# STATED GOAL
Give again, unaltered, the line with "OCR this image." and all lines that follow it in the listing below, minus any pictures.

# Saved entries
* BEGIN *
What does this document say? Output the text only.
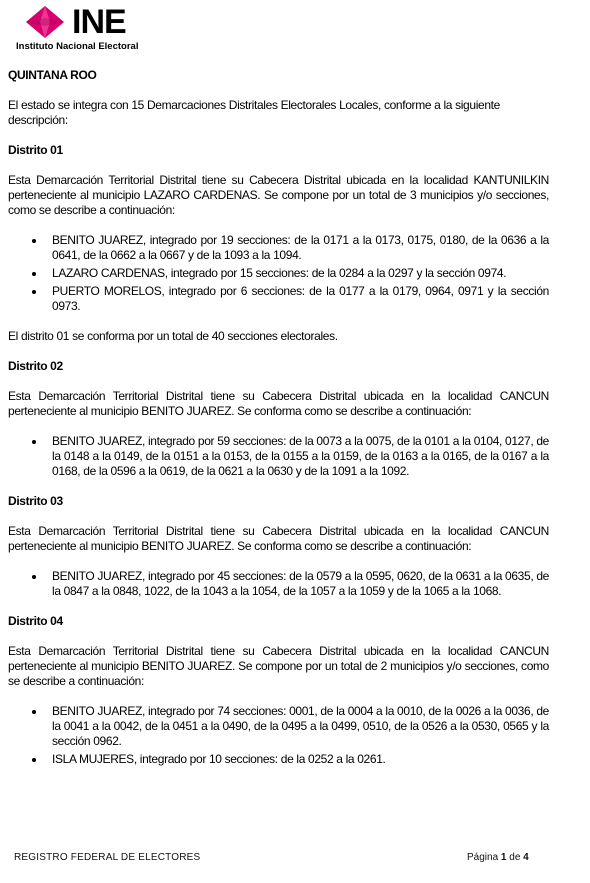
INE
Instituto Nacional Electoral
QUINTANA ROO
El estado se integra con 15 Demarcaciones Distritales Electorales Locales, conforme a la siguiente descripción:
Distrito 01
Esta Demarcación Territorial Distrital tiene su Cabecera Distrital ubicada en la localidad KANTUNILKIN perteneciente al municipio LAZARO CARDENAS. Se compone por un total de 3 municipios y/o secciones, como se describe a continuación:
BENITO JUAREZ, integrado por 19 secciones: de la 0171 a la 0173, 0175, 0180, de la 0636 a la 0641, de la 0662 a la 0667 y de la 1093 a la 1094.
LAZARO CARDENAS, integrado por 15 secciones: de la 0284 a la 0297 y la sección 0974.
PUERTO MORELOS, integrado por 6 secciones: de la 0177 a la 0179, 0964, 0971 y la sección 0973.
El distrito 01 se conforma por un total de 40 secciones electorales.
Distrito 02
Esta Demarcación Territorial Distrital tiene su Cabecera Distrital ubicada en la localidad CANCUN perteneciente al municipio BENITO JUAREZ. Se conforma como se describe a continuación:
BENITO JUAREZ, integrado por 59 secciones: de la 0073 a la 0075, de la 0101 a la 0104, 0127, de la 0148 a la 0149, de la 0151 a la 0153, de la 0155 a la 0159, de la 0163 a la 0165, de la 0167 a la 0168, de la 0596 a la 0619, de la 0621 a la 0630 y de la 1091 a la 1092.
Distrito 03
Esta Demarcación Territorial Distrital tiene su Cabecera Distrital ubicada en la localidad CANCUN perteneciente al municipio BENITO JUAREZ. Se conforma como se describe a continuación:
BENITO JUAREZ, integrado por 45 secciones: de la 0579 a la 0595, 0620, de la 0631 a la 0635, de la 0847 a la 0848, 1022, de la 1043 a la 1054, de la 1057 a la 1059 y de la 1065 a la 1068.
Distrito 04
Esta Demarcación Territorial Distrital tiene su Cabecera Distrital ubicada en la localidad CANCUN perteneciente al municipio BENITO JUAREZ. Se compone por un total de 2 municipios y/o secciones, como se describe a continuación:
BENITO JUAREZ, integrado por 74 secciones: 0001, de la 0004 a la 0010, de la 0026 a la 0036, de la 0041 a la 0042, de la 0451 a la 0490, de la 0495 a la 0499, 0510, de la 0526 a la 0530, 0565 y la sección 0962.
ISLA MUJERES, integrado por 10 secciones: de la 0252 a la 0261.
REGISTRO FEDERAL DE ELECTORES	Página 1 de 4
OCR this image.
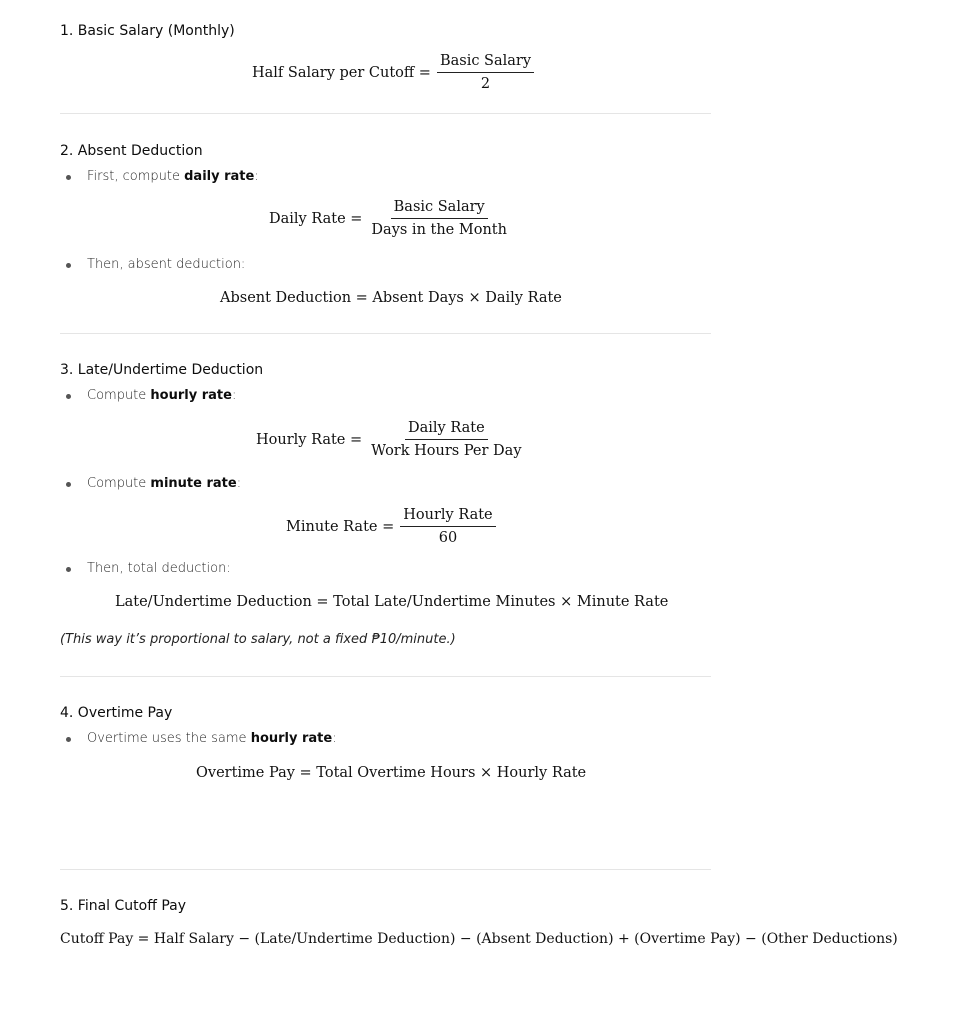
1. Basic Salary (Monthly)
Half Salary per Cutoff = $\frac{\text{Basic Salary}}{2}$
2. Absent Deduction
First, compute daily rate:
Daily Rate = $\frac{\text{Basic Salary}}{\text{Days in the Month}}$
Then, absent deduction:
Absent Deduction = Absent Days × Daily Rate
3. Late/Undertime Deduction
Compute hourly rate:
Hourly Rate = $\frac{\text{Daily Rate}}{\text{Work Hours Per Day}}$
Compute minute rate:
Minute Rate = $\frac{\text{Hourly Rate}}{60}$
Then, total deduction:
Late/Undertime Deduction = Total Late/Undertime Minutes × Minute Rate
(This way it’s proportional to salary, not a fixed ₱10/minute.)
4. Overtime Pay
Overtime uses the same hourly rate:
Overtime Pay = Total Overtime Hours × Hourly Rate
5. Final Cutoff Pay
Cutoff Pay = Half Salary − (Late/Undertime Deduction) − (Absent Deduction) + (Overtime Pay) − (Other Deductions)
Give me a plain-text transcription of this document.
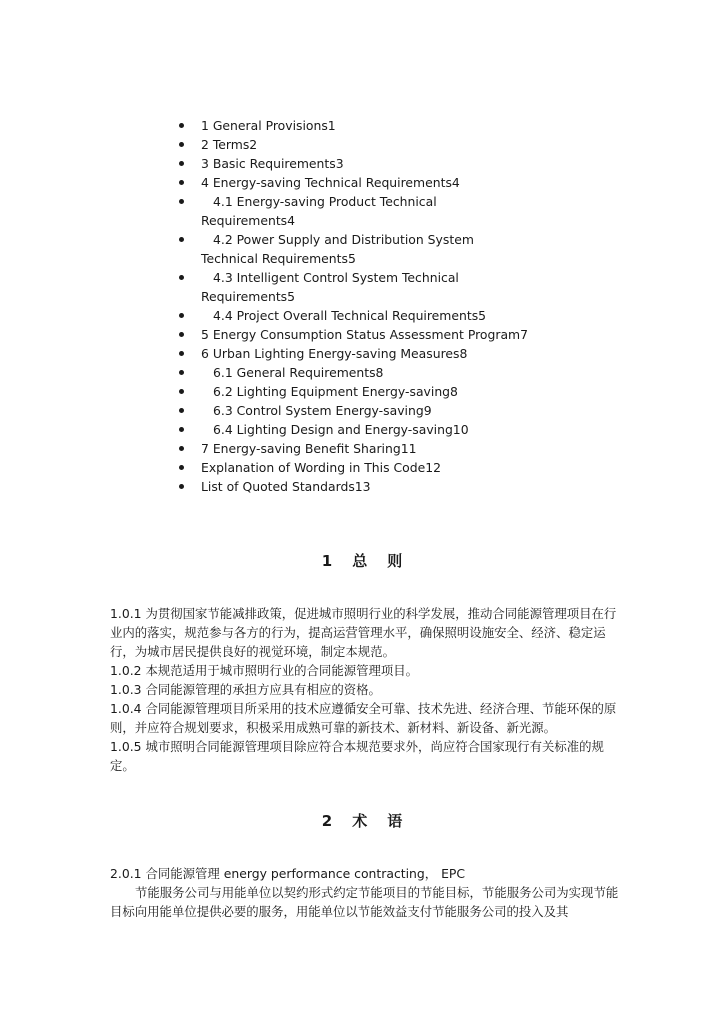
1 General Provisions1
2 Terms2
3 Basic Requirements3
4 Energy-saving Technical Requirements4
4.1 Energy-saving Product Technical Requirements4
4.2 Power Supply and Distribution System Technical Requirements5
4.3 Intelligent Control System Technical Requirements5
4.4 Project Overall Technical Requirements5
5 Energy Consumption Status Assessment Program7
6 Urban Lighting Energy-saving Measures8
6.1 General Requirements8
6.2 Lighting Equipment Energy-saving8
6.3 Control System Energy-saving9
6.4 Lighting Design and Energy-saving10
7 Energy-saving Benefit Sharing11
Explanation of Wording in This Code12
List of Quoted Standards13
1 总 则

1.0.1 为贯彻国家节能减排政策，促进城市照明行业的科学发展，推动合同能源管理项目在行业内的落实，规范参与各方的行为，提高运营管理水平，确保照明设施安全、经济、稳定运行，为城市居民提供良好的视觉环境，制定本规范。

1.0.2 本规范适用于城市照明行业的合同能源管理项目。

1.0.3 合同能源管理的承担方应具有相应的资格。

1.0.4 合同能源管理项目所采用的技术应遵循安全可靠、技术先进、经济合理、节能环保的原则，并应符合规划要求，积极采用成熟可靠的新技术、新材料、新设备、新光源。

1.0.5 城市照明合同能源管理项目除应符合本规范要求外，尚应符合国家现行有关标准的规定。

2 术 语

2.0.1 合同能源管理 energy performance contracting， EPC

节能服务公司与用能单位以契约形式约定节能项目的节能目标，节能服务公司为实现节能目标向用能单位提供必要的服务，用能单位以节能效益支付节能服务公司的投入及其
* END *
# EXERCISE RESULT
OCR this image.
1. Basic Salary (Monthly)
Half Salary per Cutoff = $\frac{\text{Basic Salary}}{2}$
2. Absent Deduction
First, compute daily rate:
Daily Rate = $\frac{\text{Basic Salary}}{\text{Days in the Month}}$
Then, absent deduction:
Absent Deduction = Absent Days × Daily Rate
3. Late/Undertime Deduction
Compute hourly rate:
Hourly Rate = $\frac{\text{Daily Rate}}{\text{Work Hours Per Day}}$
Compute minute rate:
Minute Rate = $\frac{\text{Hourly Rate}}{60}$
Then, total deduction:
Late/Undertime Deduction = Total Late/Undertime Minutes × Minute Rate
(This way it’s proportional to salary, not a fixed ₱10/minute.)
4. Overtime Pay
Overtime uses the same hourly rate:
Overtime Pay = Total Overtime Hours × Hourly Rate
5. Final Cutoff Pay
Cutoff Pay = Half Salary − (Late/Undertime Deduction) − (Absent Deduction) + (Overtime Pay) − (Other Deductions)
Give me a plain-text transcription of this document.
1 General Provisions1
2 Terms2
3 Basic Requirements3
4 Energy-saving Technical Requirements4
4.1 Energy-saving Product Technical Requirements4
4.2 Power Supply and Distribution System Technical Requirements5
4.3 Intelligent Control System Technical Requirements5
4.4 Project Overall Technical Requirements5
5 Energy Consumption Status Assessment Program7
6 Urban Lighting Energy-saving Measures8
6.1 General Requirements8
6.2 Lighting Equipment Energy-saving8
6.3 Control System Energy-saving9
6.4 Lighting Design and Energy-saving10
7 Energy-saving Benefit Sharing11
Explanation of Wording in This Code12
List of Quoted Standards13
1 总 则

1.0.1 为贯彻国家节能减排政策，促进城市照明行业的科学发展，推动合同能源管理项目在行业内的落实，规范参与各方的行为，提高运营管理水平，确保照明设施安全、经济、稳定运行，为城市居民提供良好的视觉环境，制定本规范。

1.0.2 本规范适用于城市照明行业的合同能源管理项目。

1.0.3 合同能源管理的承担方应具有相应的资格。

1.0.4 合同能源管理项目所采用的技术应遵循安全可靠、技术先进、经济合理、节能环保的原则，并应符合规划要求，积极采用成熟可靠的新技术、新材料、新设备、新光源。

1.0.5 城市照明合同能源管理项目除应符合本规范要求外，尚应符合国家现行有关标准的规定。

2 术 语

2.0.1 合同能源管理 energy performance contracting， EPC

节能服务公司与用能单位以契约形式约定节能项目的节能目标，节能服务公司为实现节能目标向用能单位提供必要的服务，用能单位以节能效益支付节能服务公司的投入及其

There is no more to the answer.